▶ _PROVIDED DATA_:
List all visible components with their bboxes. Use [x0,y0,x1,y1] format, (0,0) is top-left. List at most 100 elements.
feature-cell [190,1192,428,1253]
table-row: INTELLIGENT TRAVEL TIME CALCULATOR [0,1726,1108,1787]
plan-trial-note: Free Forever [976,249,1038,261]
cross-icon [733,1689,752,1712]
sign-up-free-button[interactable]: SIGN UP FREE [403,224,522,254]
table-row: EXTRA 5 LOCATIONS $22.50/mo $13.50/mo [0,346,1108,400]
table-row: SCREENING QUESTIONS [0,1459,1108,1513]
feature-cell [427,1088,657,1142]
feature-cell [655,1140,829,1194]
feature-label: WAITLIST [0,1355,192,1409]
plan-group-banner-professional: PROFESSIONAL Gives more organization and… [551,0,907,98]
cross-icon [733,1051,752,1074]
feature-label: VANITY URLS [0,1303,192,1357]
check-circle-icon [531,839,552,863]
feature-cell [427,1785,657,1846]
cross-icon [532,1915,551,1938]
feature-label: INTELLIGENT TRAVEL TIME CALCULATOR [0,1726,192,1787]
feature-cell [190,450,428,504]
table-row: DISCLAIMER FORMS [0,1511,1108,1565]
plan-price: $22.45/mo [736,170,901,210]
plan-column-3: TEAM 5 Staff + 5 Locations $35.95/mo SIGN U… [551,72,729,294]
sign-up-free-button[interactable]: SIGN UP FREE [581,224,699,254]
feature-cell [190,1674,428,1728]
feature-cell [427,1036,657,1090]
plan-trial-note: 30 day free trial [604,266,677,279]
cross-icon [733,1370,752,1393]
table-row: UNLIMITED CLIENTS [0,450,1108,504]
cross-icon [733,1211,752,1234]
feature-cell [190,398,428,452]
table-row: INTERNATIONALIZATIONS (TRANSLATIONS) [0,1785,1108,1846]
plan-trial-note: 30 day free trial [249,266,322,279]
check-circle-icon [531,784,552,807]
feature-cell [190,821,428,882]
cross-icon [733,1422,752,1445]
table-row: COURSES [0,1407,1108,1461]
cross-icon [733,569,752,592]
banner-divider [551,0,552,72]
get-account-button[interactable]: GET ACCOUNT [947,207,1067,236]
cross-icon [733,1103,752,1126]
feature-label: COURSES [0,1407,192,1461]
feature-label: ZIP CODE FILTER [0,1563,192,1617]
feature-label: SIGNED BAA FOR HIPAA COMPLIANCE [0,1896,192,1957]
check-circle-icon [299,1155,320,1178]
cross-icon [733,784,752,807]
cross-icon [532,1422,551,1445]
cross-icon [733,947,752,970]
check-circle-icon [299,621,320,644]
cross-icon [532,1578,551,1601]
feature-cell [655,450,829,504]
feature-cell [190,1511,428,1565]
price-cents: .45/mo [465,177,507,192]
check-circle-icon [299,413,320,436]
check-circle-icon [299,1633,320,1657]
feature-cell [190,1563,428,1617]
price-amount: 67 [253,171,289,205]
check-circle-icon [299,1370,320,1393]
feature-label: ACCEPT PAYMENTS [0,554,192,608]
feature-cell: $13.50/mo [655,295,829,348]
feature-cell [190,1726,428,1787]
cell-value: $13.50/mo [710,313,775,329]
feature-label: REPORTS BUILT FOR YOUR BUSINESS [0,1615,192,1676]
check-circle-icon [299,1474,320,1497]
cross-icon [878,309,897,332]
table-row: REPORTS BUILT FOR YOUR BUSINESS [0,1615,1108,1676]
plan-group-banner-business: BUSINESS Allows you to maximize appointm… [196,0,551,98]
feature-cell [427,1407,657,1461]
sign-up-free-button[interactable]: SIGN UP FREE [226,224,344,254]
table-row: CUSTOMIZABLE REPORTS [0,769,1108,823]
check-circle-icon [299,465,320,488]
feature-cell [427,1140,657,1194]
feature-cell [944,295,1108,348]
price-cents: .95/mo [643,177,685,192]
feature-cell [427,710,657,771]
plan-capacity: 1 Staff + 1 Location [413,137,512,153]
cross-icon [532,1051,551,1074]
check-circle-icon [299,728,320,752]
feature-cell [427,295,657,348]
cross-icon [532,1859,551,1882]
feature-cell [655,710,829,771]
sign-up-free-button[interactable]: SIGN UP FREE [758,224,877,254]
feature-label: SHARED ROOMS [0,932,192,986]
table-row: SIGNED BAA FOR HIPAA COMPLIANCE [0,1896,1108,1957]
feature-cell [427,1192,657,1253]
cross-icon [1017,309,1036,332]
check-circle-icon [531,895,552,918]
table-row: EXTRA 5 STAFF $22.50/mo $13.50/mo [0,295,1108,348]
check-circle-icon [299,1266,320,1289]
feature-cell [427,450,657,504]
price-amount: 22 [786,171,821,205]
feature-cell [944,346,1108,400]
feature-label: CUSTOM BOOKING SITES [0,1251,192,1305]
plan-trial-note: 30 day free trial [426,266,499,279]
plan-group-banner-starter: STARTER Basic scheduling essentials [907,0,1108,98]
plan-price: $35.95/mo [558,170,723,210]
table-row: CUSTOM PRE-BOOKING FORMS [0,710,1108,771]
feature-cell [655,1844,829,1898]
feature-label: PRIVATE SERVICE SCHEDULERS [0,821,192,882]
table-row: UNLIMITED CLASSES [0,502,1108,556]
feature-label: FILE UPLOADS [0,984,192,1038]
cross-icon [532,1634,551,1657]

▶ _PROBLEM_: Please rewrite the rows from the first one through the line with "cross-icon [733,1689,752,1712]", replacing "Free Forever" with "Always Free" and leaving everything else unchanged.

▶ _THE COMPLETED TASK_:
List all visible components with their bboxes. Use [x0,y0,x1,y1] format, (0,0) is top-left. List at most 100 elements.
feature-cell [190,1192,428,1253]
table-row: INTELLIGENT TRAVEL TIME CALCULATOR [0,1726,1108,1787]
plan-trial-note: Always Free [976,249,1038,261]
cross-icon [733,1689,752,1712]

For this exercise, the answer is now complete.